→ Some records:
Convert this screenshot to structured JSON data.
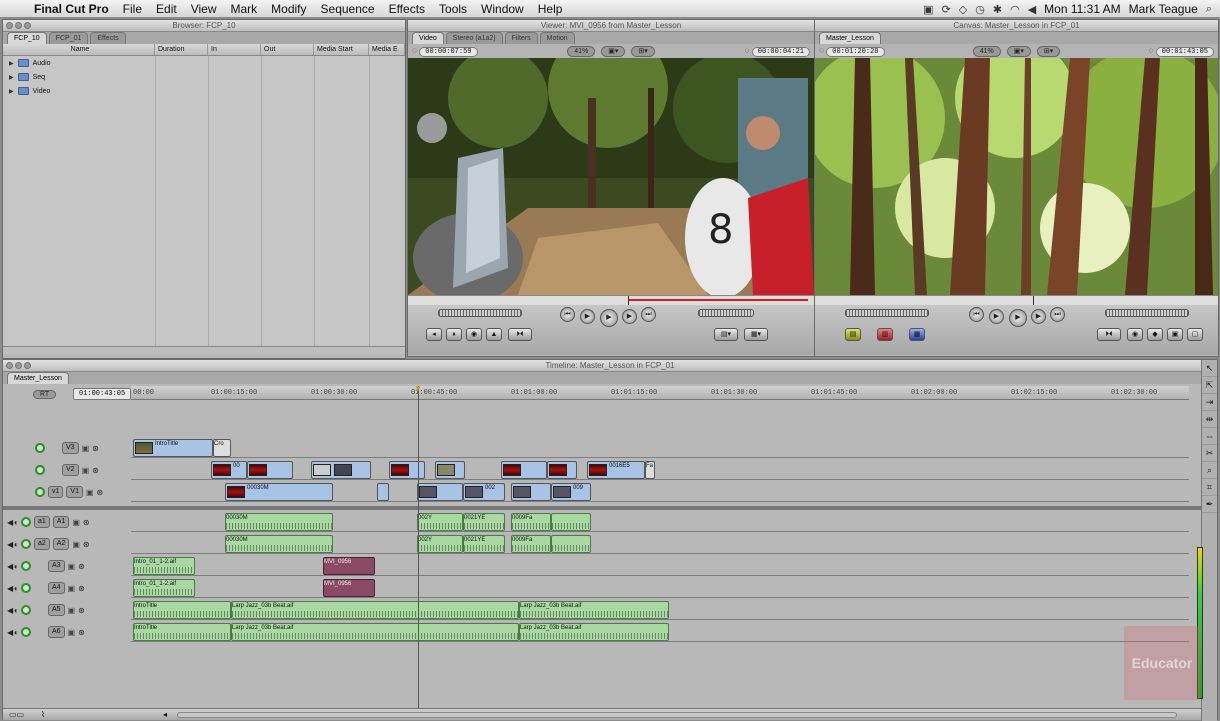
{
  "menubar": {
    "app_name": "Final Cut Pro",
    "items": [
      "File",
      "Edit",
      "View",
      "Mark",
      "Modify",
      "Sequence",
      "Effects",
      "Tools",
      "Window",
      "Help"
    ],
    "clock": "Mon 11:31 AM",
    "user": "Mark Teague"
  },
  "browser": {
    "title": "Browser: FCP_10",
    "tabs": [
      "FCP_10",
      "FCP_01",
      "Effects"
    ],
    "columns": [
      "Name",
      "Duration",
      "In",
      "Out",
      "Media Start",
      "Media E"
    ],
    "items": [
      "Audio",
      "Seq",
      "Video"
    ]
  },
  "viewer": {
    "title": "Viewer: MVI_0956 from Master_Lesson",
    "tabs": [
      "Video",
      "Stereo (a1a2)",
      "Filters",
      "Motion"
    ],
    "duration_tc": "00:00:07:59",
    "zoom": "41%",
    "current_tc": "00:00:04:21"
  },
  "canvas": {
    "title": "Canvas: Master_Lesson in FCP_01",
    "tab": "Master_Lesson",
    "duration_tc": "00:01:20:28",
    "zoom": "41%",
    "current_tc": "00:01:43:05"
  },
  "timeline": {
    "title": "Timeline: Master_Lesson in FCP_01",
    "tab": "Master_Lesson",
    "rt_label": "RT",
    "current_tc": "01:00:43:05",
    "ruler_ticks": [
      "00:00",
      "01:00:15:00",
      "01:00:30:00",
      "01:00:45:00",
      "01:01:00:00",
      "01:01:15:00",
      "01:01:30:00",
      "01:01:45:00",
      "01:02:00:00",
      "01:02:15:00",
      "01:02:30:00"
    ],
    "video_tracks": [
      {
        "label": "V3",
        "clips": [
          "IntroTitle",
          "Cro"
        ]
      },
      {
        "label": "V2",
        "clips": [
          "00",
          "0016E5",
          "Fa"
        ]
      },
      {
        "label": "V1",
        "src": "v1",
        "clips": [
          "00030M",
          "002",
          "009"
        ]
      }
    ],
    "audio_tracks": [
      {
        "label": "A1",
        "src": "a1",
        "clips": [
          "00030M",
          "0009Fa",
          "002Y",
          "0021YE"
        ]
      },
      {
        "label": "A2",
        "src": "a2",
        "clips": [
          "00030M",
          "0009Fa",
          "002Y",
          "0021YE"
        ]
      },
      {
        "label": "A3",
        "clips": [
          "Intro_01_1-2.aif",
          "MVI_0956"
        ]
      },
      {
        "label": "A4",
        "clips": [
          "Intro_01_1-2.aif",
          "MVI_0956"
        ]
      },
      {
        "label": "A5",
        "clips": [
          "IntroTitle",
          "Larp Jazz_03b Beat.aif",
          "Larp Jazz_03b Beat.aif"
        ]
      },
      {
        "label": "A6",
        "clips": [
          "IntroTitle",
          "Larp Jazz_03b Beat.aif",
          "Larp Jazz_03b Beat.aif"
        ]
      }
    ]
  },
  "watermark": "Educator",
  "colors": {
    "video_clip": "#a7c3e6",
    "audio_clip": "#a9d8a3",
    "purple_clip": "#8a4a64"
  }
}
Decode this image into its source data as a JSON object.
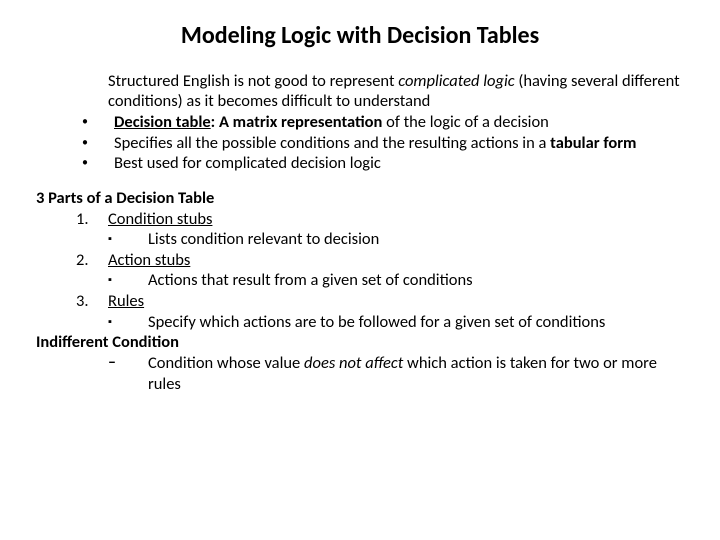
{
  "title": "Modeling Logic with Decision Tables",
  "intro_html": "Structured English is not good to represent <em>complicated logic</em> (having several different conditions) as it becomes difficult to understand",
  "bullets": [
    "<b><u>Decision table</u>: A matrix representation</b> of the logic of a decision",
    "Specifies all the possible conditions and the resulting actions in a <b>tabular form</b>",
    "Best used for complicated decision logic"
  ],
  "section_title": "3 Parts of a Decision Table",
  "parts": [
    {
      "label_html": "<u>Condition stubs</u>",
      "sub": "Lists condition relevant to decision"
    },
    {
      "label_html": "<u>Action stubs</u>",
      "sub": "Actions that result from a given set of conditions"
    },
    {
      "label_html": "<u>Rules</u>",
      "sub": "Specify which actions are to be followed for a given set of conditions"
    }
  ],
  "indifferent_title": "Indifferent Condition",
  "indifferent_sub_html": "Condition whose value <em>does not affect</em> which action is taken for two or more rules"
}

→ Job: Can you retype every record above exactly, leaving out the pictures?

→ Task answer:
Convert this screenshot to structured JSON data.
{
  "menubar": {
    "app_name": "Final Cut Pro",
    "items": [
      "File",
      "Edit",
      "View",
      "Mark",
      "Modify",
      "Sequence",
      "Effects",
      "Tools",
      "Window",
      "Help"
    ],
    "clock": "Mon 11:31 AM",
    "user": "Mark Teague"
  },
  "browser": {
    "title": "Browser: FCP_10",
    "tabs": [
      "FCP_10",
      "FCP_01",
      "Effects"
    ],
    "columns": [
      "Name",
      "Duration",
      "In",
      "Out",
      "Media Start",
      "Media E"
    ],
    "items": [
      "Audio",
      "Seq",
      "Video"
    ]
  },
  "viewer": {
    "title": "Viewer: MVI_0956 from Master_Lesson",
    "tabs": [
      "Video",
      "Stereo (a1a2)",
      "Filters",
      "Motion"
    ],
    "duration_tc": "00:00:07:59",
    "zoom": "41%",
    "current_tc": "00:00:04:21"
  },
  "canvas": {
    "title": "Canvas: Master_Lesson in FCP_01",
    "tab": "Master_Lesson",
    "duration_tc": "00:01:20:28",
    "zoom": "41%",
    "current_tc": "00:01:43:05"
  },
  "timeline": {
    "title": "Timeline: Master_Lesson in FCP_01",
    "tab": "Master_Lesson",
    "rt_label": "RT",
    "current_tc": "01:00:43:05",
    "ruler_ticks": [
      "00:00",
      "01:00:15:00",
      "01:00:30:00",
      "01:00:45:00",
      "01:01:00:00",
      "01:01:15:00",
      "01:01:30:00",
      "01:01:45:00",
      "01:02:00:00",
      "01:02:15:00",
      "01:02:30:00"
    ],
    "video_tracks": [
      {
        "label": "V3",
        "clips": [
          "IntroTitle",
          "Cro"
        ]
      },
      {
        "label": "V2",
        "clips": [
          "00",
          "0016E5",
          "Fa"
        ]
      },
      {
        "label": "V1",
        "src": "v1",
        "clips": [
          "00030M",
          "002",
          "009"
        ]
      }
    ],
    "audio_tracks": [
      {
        "label": "A1",
        "src": "a1",
        "clips": [
          "00030M",
          "0009Fa",
          "002Y",
          "0021YE"
        ]
      },
      {
        "label": "A2",
        "src": "a2",
        "clips": [
          "00030M",
          "0009Fa",
          "002Y",
          "0021YE"
        ]
      },
      {
        "label": "A3",
        "clips": [
          "Intro_01_1-2.aif",
          "MVI_0956"
        ]
      },
      {
        "label": "A4",
        "clips": [
          "Intro_01_1-2.aif",
          "MVI_0956"
        ]
      },
      {
        "label": "A5",
        "clips": [
          "IntroTitle",
          "Larp Jazz_03b Beat.aif",
          "Larp Jazz_03b Beat.aif"
        ]
      },
      {
        "label": "A6",
        "clips": [
          "IntroTitle",
          "Larp Jazz_03b Beat.aif",
          "Larp Jazz_03b Beat.aif"
        ]
      }
    ]
  },
  "watermark": "Educator",
  "colors": {
    "video_clip": "#a7c3e6",
    "audio_clip": "#a9d8a3",
    "purple_clip": "#8a4a64"
  }
}
Decode this image into its source data as a JSON object.
{
  "title": "Modeling Logic with Decision Tables",
  "intro_html": "Structured English is not good to represent <em>complicated logic</em> (having several different conditions) as it becomes difficult to understand",
  "bullets": [
    "<b><u>Decision table</u>: A matrix representation</b> of the logic of a decision",
    "Specifies all the possible conditions and the resulting actions in a <b>tabular form</b>",
    "Best used for complicated decision logic"
  ],
  "section_title": "3 Parts of a Decision Table",
  "parts": [
    {
      "label_html": "<u>Condition stubs</u>",
      "sub": "Lists condition relevant to decision"
    },
    {
      "label_html": "<u>Action stubs</u>",
      "sub": "Actions that result from a given set of conditions"
    },
    {
      "label_html": "<u>Rules</u>",
      "sub": "Specify which actions are to be followed for a given set of conditions"
    }
  ],
  "indifferent_title": "Indifferent Condition",
  "indifferent_sub_html": "Condition whose value <em>does not affect</em> which action is taken for two or more rules"
}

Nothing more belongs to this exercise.